Selected passage ▸
-----
You want to create something like a module, but incomplete, so that some functionality is defined elsewhere and imported at compile-time. What's more, you don't want to worry about circular references, where module a refers to module b which refers to some part of module a.

Signed units are PLT scheme's implementation of functors, and are essentially composable classes for those people who rest firmly in the OO world; classes with mixins, but a little more flexible than that. They're not intended to replace modules, but rather complement them. To start using signed units, the first step is to require unitsig.ss.

Solution

> (require (lib "unitsig.ss"))

To create a signed unit, the first thing you need is a signature, which is a single form containing all the symbols that your unit will import or all the symbols your unit will export, or some subset of either of those. So if your unit imports the symbols:

and you want to export the symbols

Your signatures can look like this

> (define-signature acting-troupe^ (graham-chapman john-cleese eric-idle michael-palin))
-----
Data lines ▸
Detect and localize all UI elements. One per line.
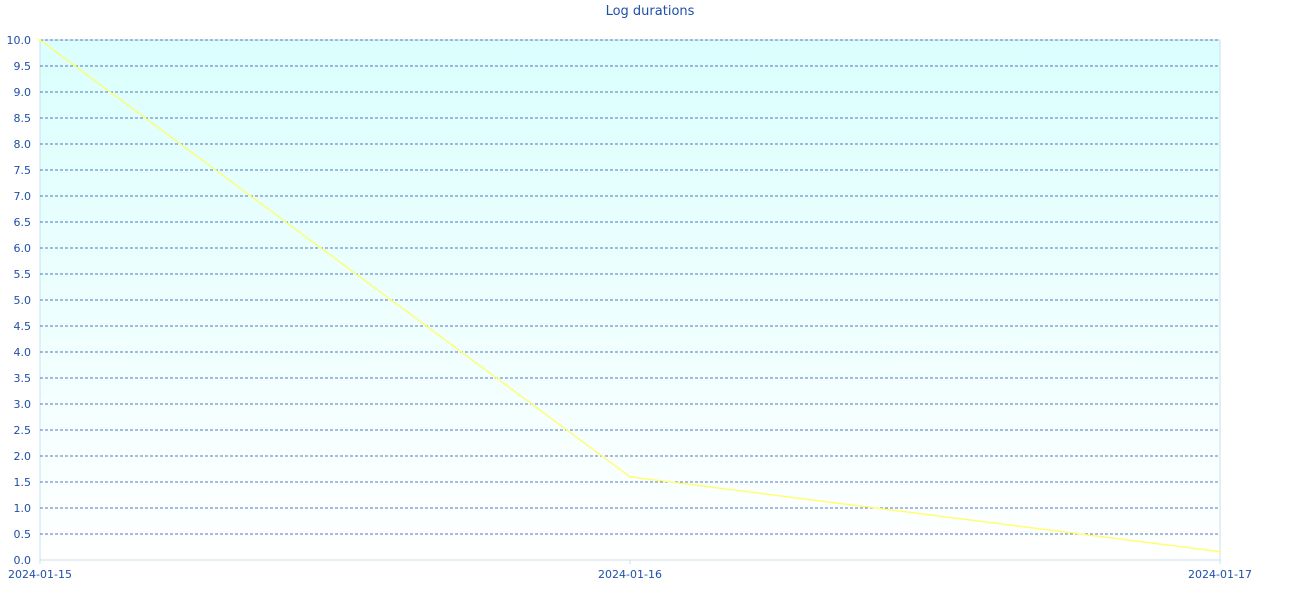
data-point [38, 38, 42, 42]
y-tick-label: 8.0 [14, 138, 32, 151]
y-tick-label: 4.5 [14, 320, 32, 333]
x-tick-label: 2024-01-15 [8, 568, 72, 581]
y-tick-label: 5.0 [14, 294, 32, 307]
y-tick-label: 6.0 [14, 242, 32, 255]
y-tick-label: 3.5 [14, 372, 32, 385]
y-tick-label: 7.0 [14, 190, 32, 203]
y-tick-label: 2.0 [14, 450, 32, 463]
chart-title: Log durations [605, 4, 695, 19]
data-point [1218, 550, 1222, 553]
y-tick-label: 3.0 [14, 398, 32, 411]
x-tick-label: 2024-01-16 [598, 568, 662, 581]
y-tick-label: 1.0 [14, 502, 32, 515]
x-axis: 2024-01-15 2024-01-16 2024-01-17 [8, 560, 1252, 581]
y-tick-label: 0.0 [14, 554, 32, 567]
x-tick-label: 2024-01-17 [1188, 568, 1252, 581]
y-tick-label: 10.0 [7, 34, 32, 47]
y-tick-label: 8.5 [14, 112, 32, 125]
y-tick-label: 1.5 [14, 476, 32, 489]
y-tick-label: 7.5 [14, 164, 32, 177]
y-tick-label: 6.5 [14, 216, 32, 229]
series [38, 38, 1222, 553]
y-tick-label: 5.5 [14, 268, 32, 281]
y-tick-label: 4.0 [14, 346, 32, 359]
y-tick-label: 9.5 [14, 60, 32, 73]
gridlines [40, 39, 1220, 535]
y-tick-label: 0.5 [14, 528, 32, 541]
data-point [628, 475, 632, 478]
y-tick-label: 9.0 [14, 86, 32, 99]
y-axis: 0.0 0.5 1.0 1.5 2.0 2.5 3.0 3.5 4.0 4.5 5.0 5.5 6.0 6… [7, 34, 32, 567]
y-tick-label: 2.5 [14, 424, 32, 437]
-----
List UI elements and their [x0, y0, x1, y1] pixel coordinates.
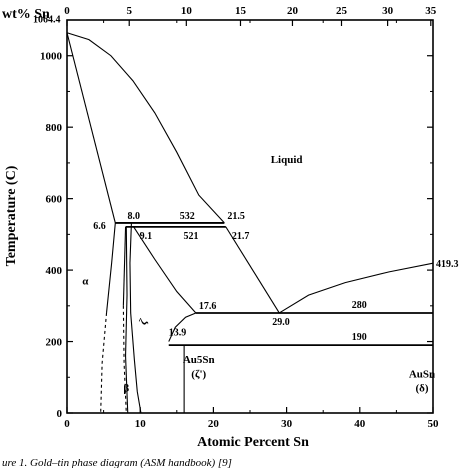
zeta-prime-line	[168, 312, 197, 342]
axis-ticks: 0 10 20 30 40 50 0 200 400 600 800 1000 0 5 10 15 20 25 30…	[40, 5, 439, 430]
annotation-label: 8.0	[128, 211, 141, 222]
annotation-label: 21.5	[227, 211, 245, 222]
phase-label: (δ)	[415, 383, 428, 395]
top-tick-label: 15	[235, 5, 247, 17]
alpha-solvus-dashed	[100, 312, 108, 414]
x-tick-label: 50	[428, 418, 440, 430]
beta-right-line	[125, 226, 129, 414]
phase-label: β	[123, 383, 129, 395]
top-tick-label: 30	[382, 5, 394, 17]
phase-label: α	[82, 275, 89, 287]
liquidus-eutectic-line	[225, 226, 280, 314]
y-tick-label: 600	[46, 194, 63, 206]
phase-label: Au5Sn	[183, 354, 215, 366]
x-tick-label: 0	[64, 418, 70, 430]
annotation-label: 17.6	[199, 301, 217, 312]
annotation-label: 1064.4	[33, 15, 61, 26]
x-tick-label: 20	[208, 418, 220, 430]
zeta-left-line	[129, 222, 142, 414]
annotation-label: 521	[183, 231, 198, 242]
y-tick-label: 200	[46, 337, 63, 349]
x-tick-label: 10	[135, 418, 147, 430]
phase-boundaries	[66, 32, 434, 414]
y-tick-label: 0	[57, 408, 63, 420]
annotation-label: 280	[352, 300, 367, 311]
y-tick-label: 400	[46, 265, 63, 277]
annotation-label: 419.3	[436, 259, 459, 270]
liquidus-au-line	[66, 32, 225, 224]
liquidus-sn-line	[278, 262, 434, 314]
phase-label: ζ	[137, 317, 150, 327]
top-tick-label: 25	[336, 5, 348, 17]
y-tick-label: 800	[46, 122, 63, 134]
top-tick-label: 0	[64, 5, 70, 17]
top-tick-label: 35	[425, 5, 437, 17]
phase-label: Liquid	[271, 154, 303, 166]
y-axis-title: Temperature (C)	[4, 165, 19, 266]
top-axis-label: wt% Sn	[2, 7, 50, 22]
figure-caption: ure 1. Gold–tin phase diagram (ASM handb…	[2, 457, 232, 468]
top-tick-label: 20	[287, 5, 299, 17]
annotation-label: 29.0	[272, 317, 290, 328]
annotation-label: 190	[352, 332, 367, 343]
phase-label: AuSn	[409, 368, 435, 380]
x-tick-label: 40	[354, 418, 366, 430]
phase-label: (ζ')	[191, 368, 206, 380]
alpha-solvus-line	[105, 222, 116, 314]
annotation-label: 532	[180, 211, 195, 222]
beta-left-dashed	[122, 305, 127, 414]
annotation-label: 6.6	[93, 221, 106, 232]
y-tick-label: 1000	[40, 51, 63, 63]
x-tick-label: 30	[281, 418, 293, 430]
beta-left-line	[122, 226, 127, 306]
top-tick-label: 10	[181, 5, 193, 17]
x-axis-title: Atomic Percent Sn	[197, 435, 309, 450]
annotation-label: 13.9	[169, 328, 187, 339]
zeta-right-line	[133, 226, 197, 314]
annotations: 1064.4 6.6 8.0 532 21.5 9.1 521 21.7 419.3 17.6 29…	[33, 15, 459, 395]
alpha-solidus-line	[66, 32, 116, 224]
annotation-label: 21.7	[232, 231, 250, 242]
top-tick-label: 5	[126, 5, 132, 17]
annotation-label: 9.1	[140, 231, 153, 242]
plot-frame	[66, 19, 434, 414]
-----
Objective ▸
Please print the passage on signed units from "To create a" to "john-cleese eric-idle michael-palin))". Answer using only the passage on signed units.

The output ▸
To create a signed unit, the first thing you need is a signature, which is a single form containing all the symbols that your unit will import or all the symbols your unit will export, or some subset of either of those. So if your unit imports the symbols:

and you want to export the symbols

Your signatures can look like this

> (define-signature acting-troupe^ (graham-chapman john-cleese eric-idle michael-palin))